#### [WHAT YOU SHOULD DO]
Word for word, retype every entry in the listing.

#### [EXCERPTED DATA]
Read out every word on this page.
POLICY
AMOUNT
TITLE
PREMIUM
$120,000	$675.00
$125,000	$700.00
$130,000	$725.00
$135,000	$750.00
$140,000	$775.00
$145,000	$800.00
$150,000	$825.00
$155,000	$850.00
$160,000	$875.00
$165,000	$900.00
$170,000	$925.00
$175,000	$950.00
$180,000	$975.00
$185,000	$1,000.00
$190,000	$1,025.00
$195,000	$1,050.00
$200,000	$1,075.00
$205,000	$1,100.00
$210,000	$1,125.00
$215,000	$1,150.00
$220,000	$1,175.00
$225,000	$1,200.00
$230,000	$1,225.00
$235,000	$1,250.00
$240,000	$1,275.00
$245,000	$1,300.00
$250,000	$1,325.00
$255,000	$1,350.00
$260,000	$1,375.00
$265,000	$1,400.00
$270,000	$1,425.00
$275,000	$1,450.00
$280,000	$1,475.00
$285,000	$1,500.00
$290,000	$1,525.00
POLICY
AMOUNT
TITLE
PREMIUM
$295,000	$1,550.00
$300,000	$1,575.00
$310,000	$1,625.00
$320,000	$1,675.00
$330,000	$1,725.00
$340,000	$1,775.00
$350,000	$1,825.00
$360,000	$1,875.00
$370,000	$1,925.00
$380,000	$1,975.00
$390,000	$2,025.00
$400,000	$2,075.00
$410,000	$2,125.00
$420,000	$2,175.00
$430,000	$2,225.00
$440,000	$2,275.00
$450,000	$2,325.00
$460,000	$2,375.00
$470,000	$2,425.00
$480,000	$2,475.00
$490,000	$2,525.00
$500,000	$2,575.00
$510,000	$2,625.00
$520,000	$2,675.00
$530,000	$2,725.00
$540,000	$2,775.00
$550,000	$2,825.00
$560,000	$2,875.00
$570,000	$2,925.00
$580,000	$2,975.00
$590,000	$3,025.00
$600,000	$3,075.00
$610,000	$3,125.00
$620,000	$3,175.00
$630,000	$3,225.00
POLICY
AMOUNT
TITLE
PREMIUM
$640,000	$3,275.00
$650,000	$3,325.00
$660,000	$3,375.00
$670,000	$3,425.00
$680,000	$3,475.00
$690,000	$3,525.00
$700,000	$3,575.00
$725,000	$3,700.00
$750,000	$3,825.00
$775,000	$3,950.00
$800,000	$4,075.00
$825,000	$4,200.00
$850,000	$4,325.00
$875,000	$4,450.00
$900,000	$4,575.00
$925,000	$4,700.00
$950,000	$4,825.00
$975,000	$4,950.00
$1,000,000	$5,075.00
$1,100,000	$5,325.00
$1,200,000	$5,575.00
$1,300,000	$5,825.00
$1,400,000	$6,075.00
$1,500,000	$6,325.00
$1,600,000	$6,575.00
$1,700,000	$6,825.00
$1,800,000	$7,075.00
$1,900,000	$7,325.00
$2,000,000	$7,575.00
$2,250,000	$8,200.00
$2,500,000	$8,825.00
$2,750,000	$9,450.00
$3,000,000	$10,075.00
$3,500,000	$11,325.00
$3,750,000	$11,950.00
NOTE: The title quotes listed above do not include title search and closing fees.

#### [EXERCISE SOLUTION]
Read out every word on this page.
POLICY
AMOUNT
TITLE
PREMIUM
$120,000	$675.00
$125,000	$700.00
$130,000	$725.00
$135,000	$750.00
$140,000	$775.00
$145,000	$800.00
$150,000	$825.00
$155,000	$850.00
$160,000	$875.00
$165,000	$900.00
$170,000	$925.00
$175,000	$950.00
$180,000	$975.00
$185,000	$1,000.00
$190,000	$1,025.00
$195,000	$1,050.00
$200,000	$1,075.00
$205,000	$1,100.00
$210,000	$1,125.00
$215,000	$1,150.00
$220,000	$1,175.00
$225,000	$1,200.00
$230,000	$1,225.00
$235,000	$1,250.00
$240,000	$1,275.00
$245,000	$1,300.00
$250,000	$1,325.00
$255,000	$1,350.00
$260,000	$1,375.00
$265,000	$1,400.00
$270,000	$1,425.00
$275,000	$1,450.00
$280,000	$1,475.00
$285,000	$1,500.00
$290,000	$1,525.00
POLICY
AMOUNT
TITLE
PREMIUM
$295,000	$1,550.00
$300,000	$1,575.00
$310,000	$1,625.00
$320,000	$1,675.00
$330,000	$1,725.00
$340,000	$1,775.00
$350,000	$1,825.00
$360,000	$1,875.00
$370,000	$1,925.00
$380,000	$1,975.00
$390,000	$2,025.00
$400,000	$2,075.00
$410,000	$2,125.00
$420,000	$2,175.00
$430,000	$2,225.00
$440,000	$2,275.00
$450,000	$2,325.00
$460,000	$2,375.00
$470,000	$2,425.00
$480,000	$2,475.00
$490,000	$2,525.00
$500,000	$2,575.00
$510,000	$2,625.00
$520,000	$2,675.00
$530,000	$2,725.00
$540,000	$2,775.00
$550,000	$2,825.00
$560,000	$2,875.00
$570,000	$2,925.00
$580,000	$2,975.00
$590,000	$3,025.00
$600,000	$3,075.00
$610,000	$3,125.00
$620,000	$3,175.00
$630,000	$3,225.00
POLICY
AMOUNT
TITLE
PREMIUM
$640,000	$3,275.00
$650,000	$3,325.00
$660,000	$3,375.00
$670,000	$3,425.00
$680,000	$3,475.00
$690,000	$3,525.00
$700,000	$3,575.00
$725,000	$3,700.00
$750,000	$3,825.00
$775,000	$3,950.00
$800,000	$4,075.00
$825,000	$4,200.00
$850,000	$4,325.00
$875,000	$4,450.00
$900,000	$4,575.00
$925,000	$4,700.00
$950,000	$4,825.00
$975,000	$4,950.00
$1,000,000	$5,075.00
$1,100,000	$5,325.00
$1,200,000	$5,575.00
$1,300,000	$5,825.00
$1,400,000	$6,075.00
$1,500,000	$6,325.00
$1,600,000	$6,575.00
$1,700,000	$6,825.00
$1,800,000	$7,075.00
$1,900,000	$7,325.00
$2,000,000	$7,575.00
$2,250,000	$8,200.00
$2,500,000	$8,825.00
$2,750,000	$9,450.00
$3,000,000	$10,075.00
$3,500,000	$11,325.00
$3,750,000	$11,950.00
NOTE: The title quotes listed above do not include title search and closing fees.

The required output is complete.